### Given request:
Return every entry below line for line with no changes, but leave the pictures out.

### Given data:
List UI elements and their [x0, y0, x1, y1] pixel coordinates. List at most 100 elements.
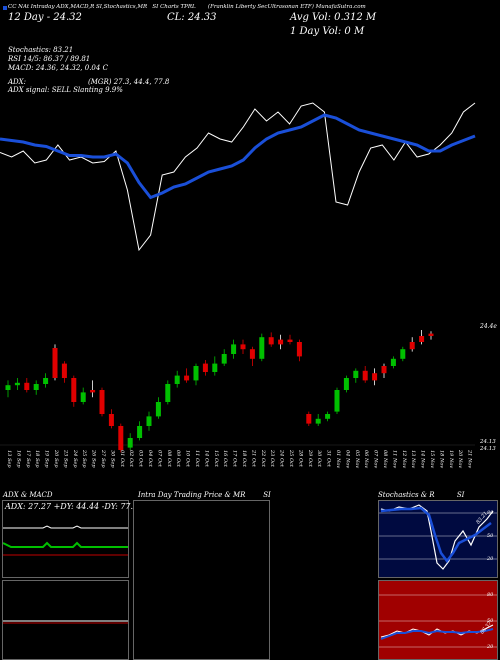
date-tick-label: 08 Oct: [166, 450, 172, 468]
date-tick-label: 05 Nov: [354, 450, 360, 468]
timeframe-label: 12 Day - 24.32: [8, 12, 82, 23]
candle-body: [372, 373, 378, 381]
date-tick-label: 01 Oct: [119, 450, 125, 468]
candle-body: [325, 414, 331, 419]
date-tick-label: 25 Oct: [288, 449, 294, 468]
candle-body: [343, 378, 349, 390]
candle-body: [99, 390, 105, 414]
date-tick-label: 18 Sep: [34, 450, 40, 468]
date-tick-label: 23 Oct: [269, 449, 275, 468]
date-tick-label: 18 Nov: [438, 450, 444, 468]
candle-body: [315, 418, 321, 424]
stoch-d-line: [380, 506, 492, 564]
date-tick-label: 02 Oct: [128, 450, 134, 468]
candle-body: [390, 358, 396, 366]
candle-body: [231, 344, 237, 354]
date-tick-label: 12 Nov: [401, 450, 407, 468]
date-tick-label: 25 Sep: [81, 449, 87, 468]
price-line: [0, 102, 476, 252]
stoch-label-20: 20: [487, 556, 494, 562]
date-tick-label: 04 Oct: [147, 450, 153, 468]
date-tick-label: 31 Oct: [326, 450, 332, 468]
candle-body: [202, 363, 208, 372]
candle-body: [61, 363, 67, 378]
macd-panel: [2, 580, 129, 660]
date-tick-label: 19 Sep: [44, 450, 50, 468]
price-axis-top: 24.4e: [480, 323, 497, 330]
candle-body: [137, 426, 143, 438]
stoch-panel-title: Stochastics & R SI: [378, 491, 465, 499]
date-tick-label: 17 Oct: [232, 450, 238, 468]
candle-body: [221, 354, 227, 364]
candle-body: [362, 370, 368, 381]
candlestick-chart: 13 Sep 16 Sep 17 Sep 18 Sep 19 Sep 20 Sep 23 S…: [0, 330, 475, 468]
candle-body: [80, 392, 86, 402]
rsi-readout: RSI 14/5: 86.37 / 89.81: [8, 55, 91, 63]
stoch-label-80: 80: [487, 510, 494, 516]
date-tick-label: 14 Nov: [420, 450, 426, 468]
rsi-label-50: 50: [487, 618, 494, 624]
candle-body: [278, 339, 284, 345]
date-tick-label: 21 Nov: [467, 449, 473, 468]
candle-body: [108, 414, 114, 426]
candle-body: [249, 349, 255, 359]
candle-body: [306, 414, 312, 424]
top-line-chart: [0, 102, 476, 252]
candle-body: [381, 366, 387, 374]
candle-body: [334, 390, 340, 412]
candle-body: [118, 426, 124, 450]
date-tick-label: 13 Sep: [6, 450, 12, 468]
date-tick-label: 27 Sep: [100, 449, 106, 468]
candle-body: [400, 349, 406, 359]
date-tick-label: 30 Sep: [109, 450, 115, 468]
close-label: CL: 24.33: [167, 12, 217, 23]
date-tick-label: 16 Oct: [222, 450, 228, 468]
candle-body: [127, 438, 133, 448]
candle-body: [24, 382, 30, 390]
candle-body: [90, 390, 96, 393]
intraday-panel-title: Intra Day Trading Price & MR SI: [138, 491, 271, 499]
candle-body: [296, 342, 302, 357]
date-tick-label: 29 Oct: [307, 449, 313, 468]
date-tick-label: 11 Nov: [391, 450, 397, 468]
candle-body: [5, 385, 11, 390]
candle-body: [165, 384, 171, 402]
date-tick-label: 15 Oct: [213, 450, 219, 468]
macd-readout: MACD: 24.36, 24.32, 0.04 C: [8, 64, 108, 72]
date-tick-label: 14 Oct: [203, 450, 209, 468]
adx-panel-title: ADX & MACD: [3, 491, 53, 499]
stoch-panel: 80 50 20 83.21: [378, 500, 498, 578]
date-tick-label: 16 Sep: [15, 450, 21, 468]
date-tick-label: 19 Nov: [448, 450, 454, 468]
adx-label: ADX:: [8, 78, 27, 86]
ma-line: [0, 113, 476, 200]
stoch-label-50: 50: [487, 533, 494, 539]
date-tick-label: 18 Oct: [241, 450, 247, 468]
date-tick-label: 08 Nov: [382, 450, 388, 468]
candle-body: [184, 375, 190, 381]
date-tick-label: 20 Sep: [53, 449, 59, 468]
date-tick-label: 04 Nov: [344, 450, 350, 468]
candle-body: [193, 366, 199, 381]
date-tick-label: 06 Nov: [363, 450, 369, 468]
date-tick-label: 28 Oct: [297, 449, 303, 468]
candle-body: [287, 339, 293, 342]
adx-line-green: [3, 541, 128, 548]
avg-vol-label: Avg Vol: 0.312 M: [290, 12, 377, 23]
candle-body: [174, 375, 180, 384]
date-tick-label: 07 Oct: [156, 450, 162, 468]
date-tick-label: 01 Nov: [335, 450, 341, 468]
date-tick-label: 20 Nov: [457, 449, 463, 468]
candle-body: [146, 416, 152, 426]
candle-body: [353, 370, 359, 378]
stoch-k-line: [380, 504, 494, 570]
candle-body: [71, 378, 77, 402]
header-line-1: CC NAt Intraday ADX,MACD,R SI,Stochastic…: [8, 4, 366, 10]
date-tick-label: 24 Sep: [72, 449, 78, 468]
date-tick-label: 21 Oct: [250, 449, 256, 468]
date-tick-label: 15 Nov: [429, 450, 435, 468]
stoch-readout: Stochastics: 83.21: [8, 46, 74, 54]
date-tick-label: 26 Sep: [91, 449, 97, 468]
candle-body: [52, 348, 58, 378]
date-tick-label: 30 Oct: [316, 450, 322, 468]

### Final result:
List UI elements and their [x0, y0, x1, y1] pixel coordinates. List at most 100 elements.
date-tick-label: 08 Oct: [166, 450, 172, 468]
date-tick-label: 05 Nov: [354, 450, 360, 468]
timeframe-label: 12 Day - 24.32: [8, 12, 82, 23]
candle-body: [372, 373, 378, 381]
date-tick-label: 01 Oct: [119, 450, 125, 468]
candle-body: [325, 414, 331, 419]
date-tick-label: 25 Oct: [288, 449, 294, 468]
candle-body: [343, 378, 349, 390]
candle-body: [99, 390, 105, 414]
date-tick-label: 18 Sep: [34, 450, 40, 468]
date-tick-label: 23 Oct: [269, 449, 275, 468]
date-tick-label: 18 Nov: [438, 450, 444, 468]
candle-body: [315, 418, 321, 424]
stoch-d-line: [380, 506, 492, 564]
date-tick-label: 02 Oct: [128, 450, 134, 468]
candle-body: [390, 358, 396, 366]
candle-body: [231, 344, 237, 354]
date-tick-label: 12 Nov: [401, 450, 407, 468]
date-tick-label: 25 Sep: [81, 449, 87, 468]
price-line: [0, 102, 476, 252]
stoch-label-20: 20: [487, 556, 494, 562]
date-tick-label: 04 Oct: [147, 450, 153, 468]
date-tick-label: 31 Oct: [326, 450, 332, 468]
candle-body: [202, 363, 208, 372]
candle-body: [61, 363, 67, 378]
macd-panel: [2, 580, 129, 660]
date-tick-label: 19 Sep: [44, 450, 50, 468]
price-axis-top: 24.4e: [480, 323, 497, 330]
candle-body: [137, 426, 143, 438]
stoch-panel-title: Stochastics & R SI: [378, 491, 465, 499]
date-tick-label: 17 Oct: [232, 450, 238, 468]
candle-body: [221, 354, 227, 364]
candle-body: [362, 370, 368, 381]
candlestick-chart: 13 Sep 16 Sep 17 Sep 18 Sep 19 Sep 20 Sep 23 S…: [0, 330, 475, 468]
candle-body: [80, 392, 86, 402]
rsi-readout: RSI 14/5: 86.37 / 89.81: [8, 55, 91, 63]
stoch-label-80: 80: [487, 510, 494, 516]
date-tick-label: 14 Nov: [420, 450, 426, 468]
rsi-label-50: 50: [487, 618, 494, 624]
candle-body: [278, 339, 284, 345]
date-tick-label: 21 Nov: [467, 449, 473, 468]
candle-body: [108, 414, 114, 426]
candle-body: [249, 349, 255, 359]
candle-body: [306, 414, 312, 424]
top-line-chart: [0, 102, 476, 252]
candle-body: [381, 366, 387, 374]
candle-body: [334, 390, 340, 412]
candle-body: [118, 426, 124, 450]
date-tick-label: 13 Sep: [6, 450, 12, 468]
date-tick-label: 27 Sep: [100, 449, 106, 468]
candle-body: [400, 349, 406, 359]
date-tick-label: 30 Sep: [109, 450, 115, 468]
close-label: CL: 24.33: [167, 12, 217, 23]
date-tick-label: 16 Oct: [222, 450, 228, 468]
candle-body: [127, 438, 133, 448]
candle-body: [24, 382, 30, 390]
candle-body: [90, 390, 96, 393]
intraday-panel-title: Intra Day Trading Price & MR SI: [138, 491, 271, 499]
candle-body: [296, 342, 302, 357]
date-tick-label: 29 Oct: [307, 449, 313, 468]
date-tick-label: 11 Nov: [391, 450, 397, 468]
candle-body: [5, 385, 11, 390]
candle-body: [165, 384, 171, 402]
date-tick-label: 15 Oct: [213, 450, 219, 468]
macd-readout: MACD: 24.36, 24.32, 0.04 C: [8, 64, 108, 72]
date-tick-label: 14 Oct: [203, 450, 209, 468]
adx-panel-title: ADX & MACD: [3, 491, 53, 499]
stoch-panel: 80 50 20 83.21: [378, 500, 498, 578]
date-tick-label: 16 Sep: [15, 450, 21, 468]
date-tick-label: 19 Nov: [448, 450, 454, 468]
adx-label: ADX:: [8, 78, 27, 86]
ma-line: [0, 113, 476, 200]
stoch-label-50: 50: [487, 533, 494, 539]
date-tick-label: 18 Oct: [241, 450, 247, 468]
date-tick-label: 08 Nov: [382, 450, 388, 468]
candle-body: [184, 375, 190, 381]
date-tick-label: 20 Sep: [53, 449, 59, 468]
date-tick-label: 04 Nov: [344, 450, 350, 468]
candle-body: [193, 366, 199, 381]
date-tick-label: 06 Nov: [363, 450, 369, 468]
date-tick-label: 28 Oct: [297, 449, 303, 468]
candle-body: [287, 339, 293, 342]
adx-line-green: [3, 541, 128, 548]
avg-vol-label: Avg Vol: 0.312 M: [290, 12, 377, 23]
candle-body: [174, 375, 180, 384]
date-tick-label: 07 Oct: [156, 450, 162, 468]
date-tick-label: 01 Nov: [335, 450, 341, 468]
date-tick-label: 20 Nov: [457, 449, 463, 468]
candle-body: [146, 416, 152, 426]
candle-body: [353, 370, 359, 378]
stoch-k-line: [380, 504, 494, 570]
candle-body: [71, 378, 77, 402]
header-line-1: CC NAt Intraday ADX,MACD,R SI,Stochastic…: [8, 4, 366, 10]
date-tick-label: 24 Sep: [72, 449, 78, 468]
date-tick-label: 21 Oct: [250, 449, 256, 468]
date-tick-label: 15 Nov: [429, 450, 435, 468]
stoch-readout: Stochastics: 83.21: [8, 46, 74, 54]
date-tick-label: 26 Sep: [91, 449, 97, 468]
candle-body: [52, 348, 58, 378]
date-tick-label: 30 Oct: [316, 450, 322, 468]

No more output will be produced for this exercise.